Start of DATA FOR PROCESSING

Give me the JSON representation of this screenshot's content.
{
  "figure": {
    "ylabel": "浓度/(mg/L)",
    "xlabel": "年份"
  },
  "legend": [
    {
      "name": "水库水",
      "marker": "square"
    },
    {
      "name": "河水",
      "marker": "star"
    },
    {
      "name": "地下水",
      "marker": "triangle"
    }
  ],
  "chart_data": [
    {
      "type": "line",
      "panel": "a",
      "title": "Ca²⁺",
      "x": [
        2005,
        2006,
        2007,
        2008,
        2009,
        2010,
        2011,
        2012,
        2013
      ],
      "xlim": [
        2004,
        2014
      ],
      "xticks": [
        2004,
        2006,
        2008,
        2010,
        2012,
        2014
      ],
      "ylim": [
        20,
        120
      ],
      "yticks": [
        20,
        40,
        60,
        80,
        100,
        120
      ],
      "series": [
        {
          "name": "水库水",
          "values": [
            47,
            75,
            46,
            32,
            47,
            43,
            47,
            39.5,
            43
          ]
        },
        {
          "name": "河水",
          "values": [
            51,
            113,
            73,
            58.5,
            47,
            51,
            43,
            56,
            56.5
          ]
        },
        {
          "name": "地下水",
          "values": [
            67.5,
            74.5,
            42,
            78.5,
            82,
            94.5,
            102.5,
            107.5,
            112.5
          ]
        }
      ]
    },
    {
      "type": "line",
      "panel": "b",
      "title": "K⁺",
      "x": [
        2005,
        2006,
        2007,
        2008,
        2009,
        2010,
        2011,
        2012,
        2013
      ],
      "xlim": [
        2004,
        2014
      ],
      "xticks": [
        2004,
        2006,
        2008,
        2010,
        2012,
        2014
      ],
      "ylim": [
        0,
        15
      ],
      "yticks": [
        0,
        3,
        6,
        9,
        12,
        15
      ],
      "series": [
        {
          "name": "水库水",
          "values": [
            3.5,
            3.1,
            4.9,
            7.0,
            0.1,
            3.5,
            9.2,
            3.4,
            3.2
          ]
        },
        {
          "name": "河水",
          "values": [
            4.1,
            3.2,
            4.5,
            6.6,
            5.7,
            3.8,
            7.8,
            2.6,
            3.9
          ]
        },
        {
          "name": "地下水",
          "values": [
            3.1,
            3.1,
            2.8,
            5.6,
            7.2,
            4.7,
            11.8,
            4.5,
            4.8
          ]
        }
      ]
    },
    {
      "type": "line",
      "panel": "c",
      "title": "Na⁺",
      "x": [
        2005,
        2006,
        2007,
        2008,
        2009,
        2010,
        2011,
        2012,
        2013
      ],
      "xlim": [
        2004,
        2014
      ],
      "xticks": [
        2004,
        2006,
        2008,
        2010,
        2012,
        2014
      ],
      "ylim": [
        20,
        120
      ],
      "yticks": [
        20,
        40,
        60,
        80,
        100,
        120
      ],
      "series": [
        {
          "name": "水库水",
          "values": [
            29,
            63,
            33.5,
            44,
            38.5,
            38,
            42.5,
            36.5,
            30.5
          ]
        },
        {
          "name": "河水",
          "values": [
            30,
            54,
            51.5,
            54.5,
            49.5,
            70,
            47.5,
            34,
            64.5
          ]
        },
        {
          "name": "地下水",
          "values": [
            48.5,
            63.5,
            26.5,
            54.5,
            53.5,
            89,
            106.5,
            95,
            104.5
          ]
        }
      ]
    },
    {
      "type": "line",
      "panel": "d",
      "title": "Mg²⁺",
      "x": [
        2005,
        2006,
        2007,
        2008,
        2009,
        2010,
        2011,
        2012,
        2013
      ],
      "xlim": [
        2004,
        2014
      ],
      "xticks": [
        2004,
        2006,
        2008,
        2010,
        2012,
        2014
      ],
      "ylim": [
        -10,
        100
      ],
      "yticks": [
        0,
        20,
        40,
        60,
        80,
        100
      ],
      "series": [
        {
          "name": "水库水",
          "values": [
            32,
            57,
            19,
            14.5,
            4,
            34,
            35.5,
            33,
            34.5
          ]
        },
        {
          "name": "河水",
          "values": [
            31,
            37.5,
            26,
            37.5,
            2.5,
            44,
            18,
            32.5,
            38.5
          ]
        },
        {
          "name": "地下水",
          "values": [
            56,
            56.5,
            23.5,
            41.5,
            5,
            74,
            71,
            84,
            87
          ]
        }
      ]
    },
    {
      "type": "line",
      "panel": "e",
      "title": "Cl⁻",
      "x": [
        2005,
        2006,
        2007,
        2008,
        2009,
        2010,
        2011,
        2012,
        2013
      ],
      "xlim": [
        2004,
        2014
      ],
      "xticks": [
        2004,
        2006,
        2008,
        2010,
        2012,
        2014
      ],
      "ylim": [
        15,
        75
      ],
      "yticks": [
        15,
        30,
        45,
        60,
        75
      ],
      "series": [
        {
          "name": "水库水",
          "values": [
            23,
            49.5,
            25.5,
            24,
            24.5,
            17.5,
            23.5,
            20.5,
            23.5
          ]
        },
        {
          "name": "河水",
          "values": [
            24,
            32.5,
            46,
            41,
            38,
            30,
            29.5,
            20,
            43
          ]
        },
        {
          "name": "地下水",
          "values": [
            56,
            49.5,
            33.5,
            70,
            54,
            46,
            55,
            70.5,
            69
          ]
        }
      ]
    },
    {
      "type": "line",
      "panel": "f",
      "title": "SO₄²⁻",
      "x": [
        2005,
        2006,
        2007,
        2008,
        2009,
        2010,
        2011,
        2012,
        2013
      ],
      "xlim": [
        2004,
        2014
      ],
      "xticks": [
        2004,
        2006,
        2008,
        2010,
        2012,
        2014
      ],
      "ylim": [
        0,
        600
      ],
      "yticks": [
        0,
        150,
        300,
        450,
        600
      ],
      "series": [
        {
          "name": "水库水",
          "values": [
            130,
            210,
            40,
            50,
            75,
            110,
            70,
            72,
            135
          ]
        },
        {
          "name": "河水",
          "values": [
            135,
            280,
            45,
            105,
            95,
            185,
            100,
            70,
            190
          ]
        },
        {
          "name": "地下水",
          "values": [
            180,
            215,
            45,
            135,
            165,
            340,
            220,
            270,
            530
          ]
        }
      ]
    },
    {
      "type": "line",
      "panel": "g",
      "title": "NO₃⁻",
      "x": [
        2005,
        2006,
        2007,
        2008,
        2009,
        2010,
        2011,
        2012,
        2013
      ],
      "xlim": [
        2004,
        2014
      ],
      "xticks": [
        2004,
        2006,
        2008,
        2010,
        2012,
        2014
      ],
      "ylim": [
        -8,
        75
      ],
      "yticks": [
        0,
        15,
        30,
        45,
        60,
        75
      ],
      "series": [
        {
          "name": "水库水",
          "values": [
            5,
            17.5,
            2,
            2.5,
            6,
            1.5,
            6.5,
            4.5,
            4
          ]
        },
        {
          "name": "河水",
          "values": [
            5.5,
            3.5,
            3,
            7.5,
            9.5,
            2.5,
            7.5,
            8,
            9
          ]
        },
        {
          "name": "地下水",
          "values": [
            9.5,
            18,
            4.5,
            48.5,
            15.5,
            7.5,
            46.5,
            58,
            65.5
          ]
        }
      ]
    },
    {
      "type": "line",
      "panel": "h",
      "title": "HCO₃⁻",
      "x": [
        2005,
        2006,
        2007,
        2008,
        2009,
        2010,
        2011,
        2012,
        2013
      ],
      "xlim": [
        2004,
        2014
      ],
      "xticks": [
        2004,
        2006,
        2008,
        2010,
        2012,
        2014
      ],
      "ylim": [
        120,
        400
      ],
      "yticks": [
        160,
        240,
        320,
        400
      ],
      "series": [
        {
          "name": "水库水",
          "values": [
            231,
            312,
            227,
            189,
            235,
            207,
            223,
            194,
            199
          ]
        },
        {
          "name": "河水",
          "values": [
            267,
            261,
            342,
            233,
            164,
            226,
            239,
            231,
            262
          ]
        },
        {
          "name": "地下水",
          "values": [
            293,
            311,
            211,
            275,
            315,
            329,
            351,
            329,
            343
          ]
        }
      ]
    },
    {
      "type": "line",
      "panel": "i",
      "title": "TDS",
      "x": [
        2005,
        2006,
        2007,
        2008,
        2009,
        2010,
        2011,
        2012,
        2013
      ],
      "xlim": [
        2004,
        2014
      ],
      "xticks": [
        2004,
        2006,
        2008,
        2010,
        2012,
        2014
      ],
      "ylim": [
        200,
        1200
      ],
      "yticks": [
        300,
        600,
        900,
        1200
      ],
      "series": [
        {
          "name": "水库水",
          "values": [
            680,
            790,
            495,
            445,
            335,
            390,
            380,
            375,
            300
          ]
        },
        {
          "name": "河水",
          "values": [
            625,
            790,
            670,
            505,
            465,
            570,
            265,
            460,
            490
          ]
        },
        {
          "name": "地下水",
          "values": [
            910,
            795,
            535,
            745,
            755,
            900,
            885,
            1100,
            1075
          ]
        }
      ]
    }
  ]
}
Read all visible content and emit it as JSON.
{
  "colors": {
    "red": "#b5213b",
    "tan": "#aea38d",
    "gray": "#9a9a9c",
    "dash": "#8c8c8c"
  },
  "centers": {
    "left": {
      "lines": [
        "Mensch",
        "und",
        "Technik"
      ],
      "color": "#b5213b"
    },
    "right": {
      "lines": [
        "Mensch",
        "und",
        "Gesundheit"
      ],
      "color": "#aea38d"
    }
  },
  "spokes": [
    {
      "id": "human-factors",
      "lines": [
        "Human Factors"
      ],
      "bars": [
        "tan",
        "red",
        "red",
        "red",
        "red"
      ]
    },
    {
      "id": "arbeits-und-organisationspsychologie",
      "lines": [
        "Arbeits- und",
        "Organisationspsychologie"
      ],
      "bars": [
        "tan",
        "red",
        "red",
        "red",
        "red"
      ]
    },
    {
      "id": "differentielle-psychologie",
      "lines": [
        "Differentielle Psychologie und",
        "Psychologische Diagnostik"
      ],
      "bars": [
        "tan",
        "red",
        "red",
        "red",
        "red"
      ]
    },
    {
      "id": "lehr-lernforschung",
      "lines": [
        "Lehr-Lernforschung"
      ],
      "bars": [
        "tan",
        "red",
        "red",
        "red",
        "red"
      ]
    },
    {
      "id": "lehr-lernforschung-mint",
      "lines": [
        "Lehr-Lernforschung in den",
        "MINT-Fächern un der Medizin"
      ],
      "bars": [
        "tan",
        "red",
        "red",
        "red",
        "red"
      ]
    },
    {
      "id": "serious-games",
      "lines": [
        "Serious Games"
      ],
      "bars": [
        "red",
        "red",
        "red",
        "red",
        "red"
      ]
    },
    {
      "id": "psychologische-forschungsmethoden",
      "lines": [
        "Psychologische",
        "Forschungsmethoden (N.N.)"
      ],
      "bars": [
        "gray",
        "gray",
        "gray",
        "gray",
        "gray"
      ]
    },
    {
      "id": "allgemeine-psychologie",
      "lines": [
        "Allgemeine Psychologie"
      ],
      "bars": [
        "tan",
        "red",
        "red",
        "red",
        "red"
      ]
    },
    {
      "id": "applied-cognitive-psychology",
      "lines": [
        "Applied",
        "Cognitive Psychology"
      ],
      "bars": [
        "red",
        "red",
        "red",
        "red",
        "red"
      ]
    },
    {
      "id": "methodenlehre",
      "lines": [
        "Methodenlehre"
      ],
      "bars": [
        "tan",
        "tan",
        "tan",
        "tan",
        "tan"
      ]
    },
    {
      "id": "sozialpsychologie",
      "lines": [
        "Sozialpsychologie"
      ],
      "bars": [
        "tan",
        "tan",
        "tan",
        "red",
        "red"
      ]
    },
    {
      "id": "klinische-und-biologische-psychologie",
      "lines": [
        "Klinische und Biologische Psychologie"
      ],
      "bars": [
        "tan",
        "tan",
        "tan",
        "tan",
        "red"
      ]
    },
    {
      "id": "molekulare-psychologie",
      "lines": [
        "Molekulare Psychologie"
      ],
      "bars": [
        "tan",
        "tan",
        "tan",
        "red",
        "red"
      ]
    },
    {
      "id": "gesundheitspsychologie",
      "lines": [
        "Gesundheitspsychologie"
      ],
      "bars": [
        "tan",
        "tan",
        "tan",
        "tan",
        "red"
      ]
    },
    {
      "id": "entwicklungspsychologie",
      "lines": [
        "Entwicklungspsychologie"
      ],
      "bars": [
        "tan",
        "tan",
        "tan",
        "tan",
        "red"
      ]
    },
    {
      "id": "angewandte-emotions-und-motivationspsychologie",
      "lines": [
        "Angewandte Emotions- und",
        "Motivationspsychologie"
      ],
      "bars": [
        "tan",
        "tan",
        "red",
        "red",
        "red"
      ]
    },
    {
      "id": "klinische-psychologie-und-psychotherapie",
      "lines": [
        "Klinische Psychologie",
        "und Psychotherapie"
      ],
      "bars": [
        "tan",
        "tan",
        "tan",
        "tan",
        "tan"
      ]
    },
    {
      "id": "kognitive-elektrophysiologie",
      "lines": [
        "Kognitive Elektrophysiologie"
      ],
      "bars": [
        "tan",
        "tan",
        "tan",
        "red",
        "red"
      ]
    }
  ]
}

End of DATA FOR PROCESSING

● **WHAT THIS TASK INVOLVES**
Locate each line containing the string "title" and show it.

● **WRITTEN ANSWER**
      "title": "Ca²⁺",
      "title": "K⁺",
      "title": "Na⁺",
      "title": "Mg²⁺",
      "title": "Cl⁻",
      "title": "SO₄²⁻",
      "title": "NO₃⁻",
      "title": "HCO₃⁻",
      "title": "TDS",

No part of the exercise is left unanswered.